-- RAW DATA --
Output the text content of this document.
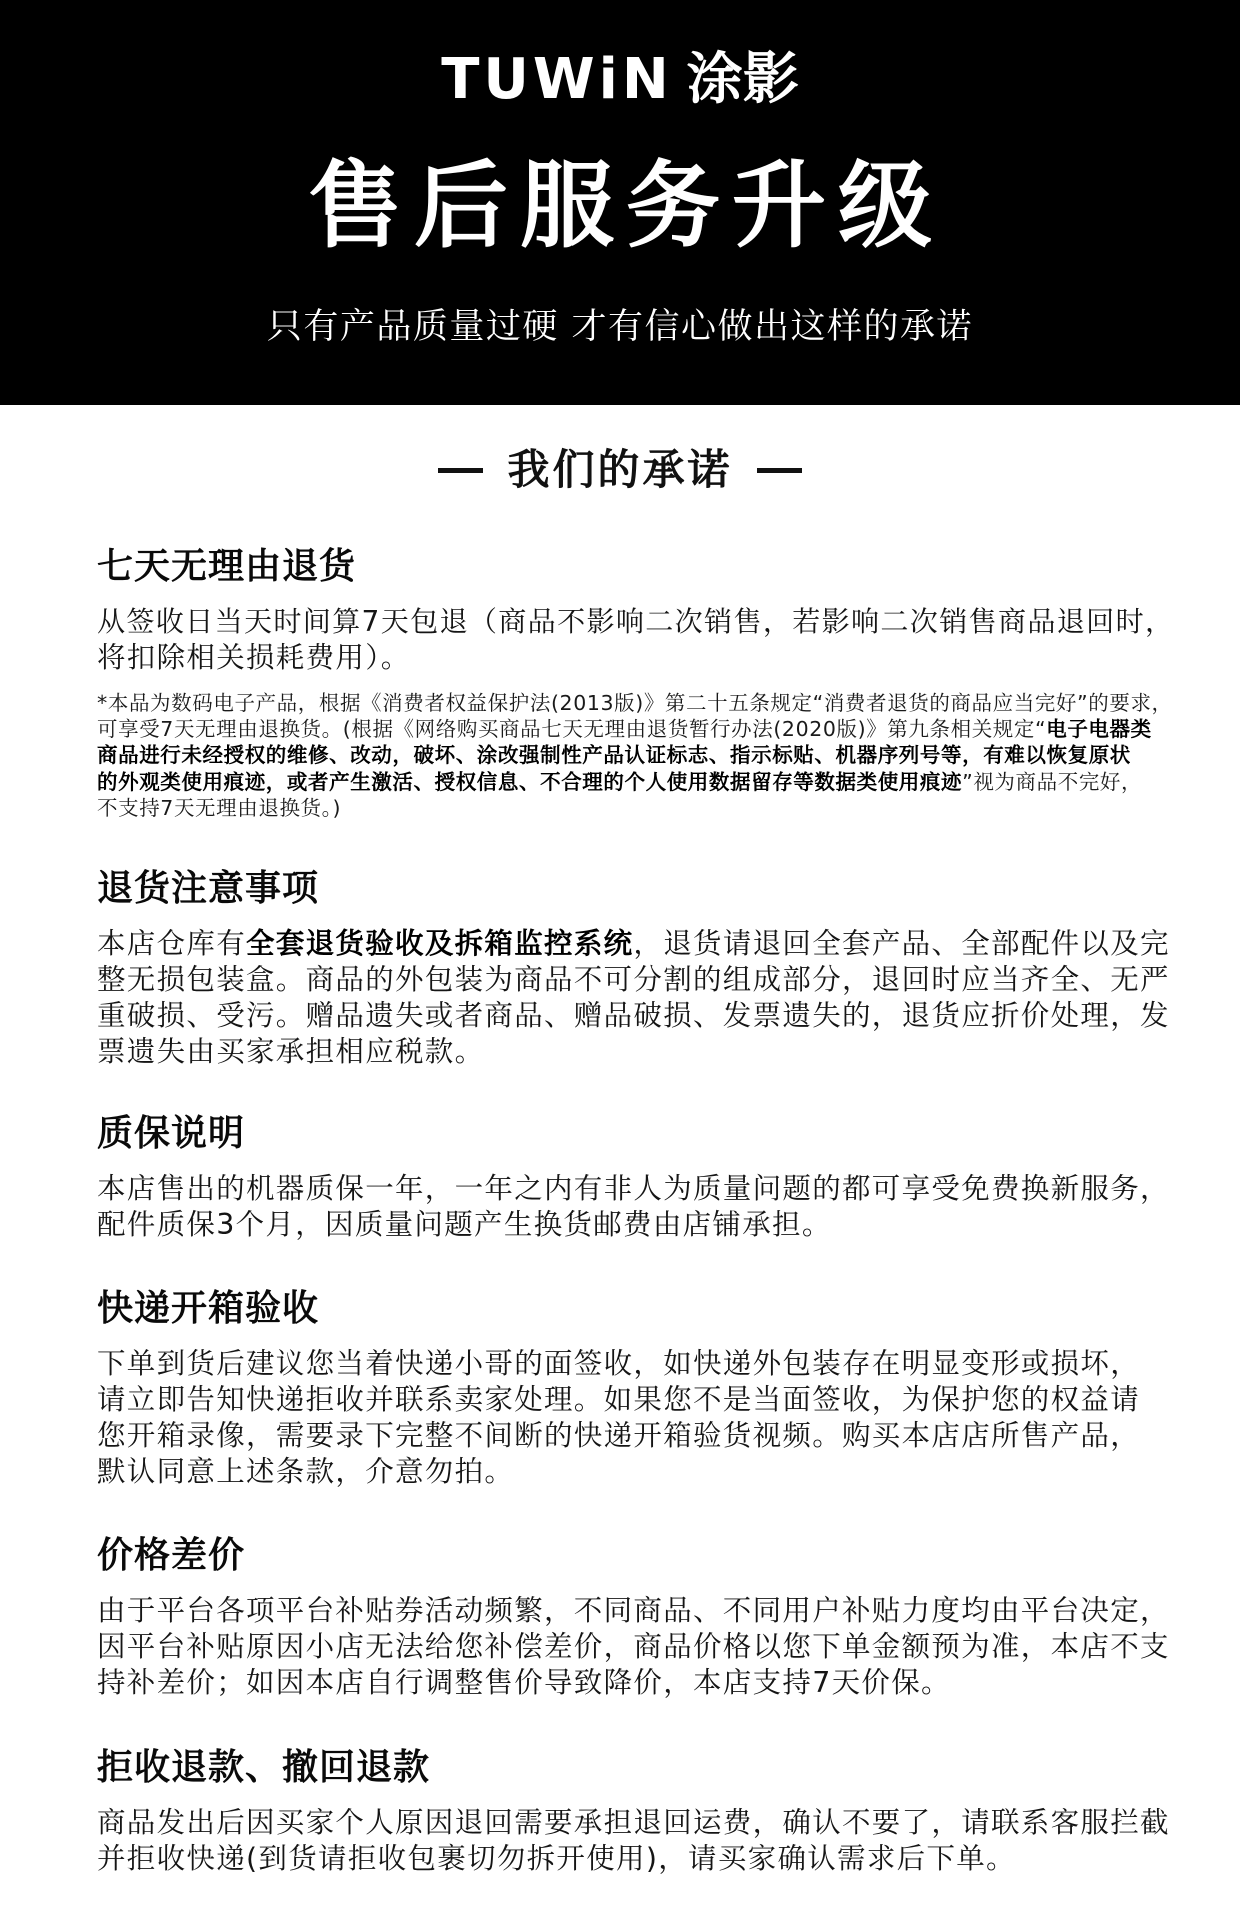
TUWiN 涂影
售后服务升级
只有产品质量过硬 才有信心做出这样的承诺
我们的承诺
七天无理由退货
从签收日当天时间算7天包退（商品不影响二次销售，若影响二次销售商品退回时，
将扣除相关损耗费用）。
*本品为数码电子产品，根据《消费者权益保护法(2013版)》第二十五条规定“消费者退货的商品应当完好”的要求，
可享受7天无理由退换货。(根据《网络购买商品七天无理由退货暂行办法(2020版)》第九条相关规定“电子电器类
商品进行未经授权的维修、改动，破坏、涂改强制性产品认证标志、指示标贴、机器序列号等，有难以恢复原状
的外观类使用痕迹，或者产生激活、授权信息、不合理的个人使用数据留存等数据类使用痕迹”视为商品不完好，
不支持7天无理由退换货。)
退货注意事项
本店仓库有全套退货验收及拆箱监控系统，退货请退回全套产品、全部配件以及完
整无损包装盒。商品的外包装为商品不可分割的组成部分，退回时应当齐全、无严
重破损、受污。赠品遗失或者商品、赠品破损、发票遗失的，退货应折价处理，发
票遗失由买家承担相应税款。
质保说明
本店售出的机器质保一年，一年之内有非人为质量问题的都可享受免费换新服务，
配件质保3个月，因质量问题产生换货邮费由店铺承担。
快递开箱验收
下单到货后建议您当着快递小哥的面签收，如快递外包装存在明显变形或损坏，
请立即告知快递拒收并联系卖家处理。如果您不是当面签收，为保护您的权益请
您开箱录像，需要录下完整不间断的快递开箱验货视频。购买本店店所售产品，
默认同意上述条款，介意勿拍。
价格差价
由于平台各项平台补贴券活动频繁，不同商品、不同用户补贴力度均由平台决定，
因平台补贴原因小店无法给您补偿差价，商品价格以您下单金额预为准，本店不支
持补差价；如因本店自行调整售价导致降价，本店支持7天价保。
拒收退款、撤回退款
商品发出后因买家个人原因退回需要承担退回运费，确认不要了，请联系客服拦截
并拒收快递(到货请拒收包裹切勿拆开使用)，请买家确认需求后下单。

-- THE TASK --
Without the pictures, retype the whole of the material above exactly.

-- WRITTEN RESPONSE --
Output the text content of this document.
TUWiN 涂影
售后服务升级
只有产品质量过硬 才有信心做出这样的承诺
我们的承诺
七天无理由退货
从签收日当天时间算7天包退（商品不影响二次销售，若影响二次销售商品退回时，
将扣除相关损耗费用）。
*本品为数码电子产品，根据《消费者权益保护法(2013版)》第二十五条规定“消费者退货的商品应当完好”的要求，
可享受7天无理由退换货。(根据《网络购买商品七天无理由退货暂行办法(2020版)》第九条相关规定“电子电器类
商品进行未经授权的维修、改动，破坏、涂改强制性产品认证标志、指示标贴、机器序列号等，有难以恢复原状
的外观类使用痕迹，或者产生激活、授权信息、不合理的个人使用数据留存等数据类使用痕迹”视为商品不完好，
不支持7天无理由退换货。)
退货注意事项
本店仓库有全套退货验收及拆箱监控系统，退货请退回全套产品、全部配件以及完
整无损包装盒。商品的外包装为商品不可分割的组成部分，退回时应当齐全、无严
重破损、受污。赠品遗失或者商品、赠品破损、发票遗失的，退货应折价处理，发
票遗失由买家承担相应税款。
质保说明
本店售出的机器质保一年，一年之内有非人为质量问题的都可享受免费换新服务，
配件质保3个月，因质量问题产生换货邮费由店铺承担。
快递开箱验收
下单到货后建议您当着快递小哥的面签收，如快递外包装存在明显变形或损坏，
请立即告知快递拒收并联系卖家处理。如果您不是当面签收，为保护您的权益请
您开箱录像，需要录下完整不间断的快递开箱验货视频。购买本店店所售产品，
默认同意上述条款，介意勿拍。
价格差价
由于平台各项平台补贴券活动频繁，不同商品、不同用户补贴力度均由平台决定，
因平台补贴原因小店无法给您补偿差价，商品价格以您下单金额预为准，本店不支
持补差价；如因本店自行调整售价导致降价，本店支持7天价保。
拒收退款、撤回退款
商品发出后因买家个人原因退回需要承担退回运费，确认不要了，请联系客服拦截
并拒收快递(到货请拒收包裹切勿拆开使用)，请买家确认需求后下单。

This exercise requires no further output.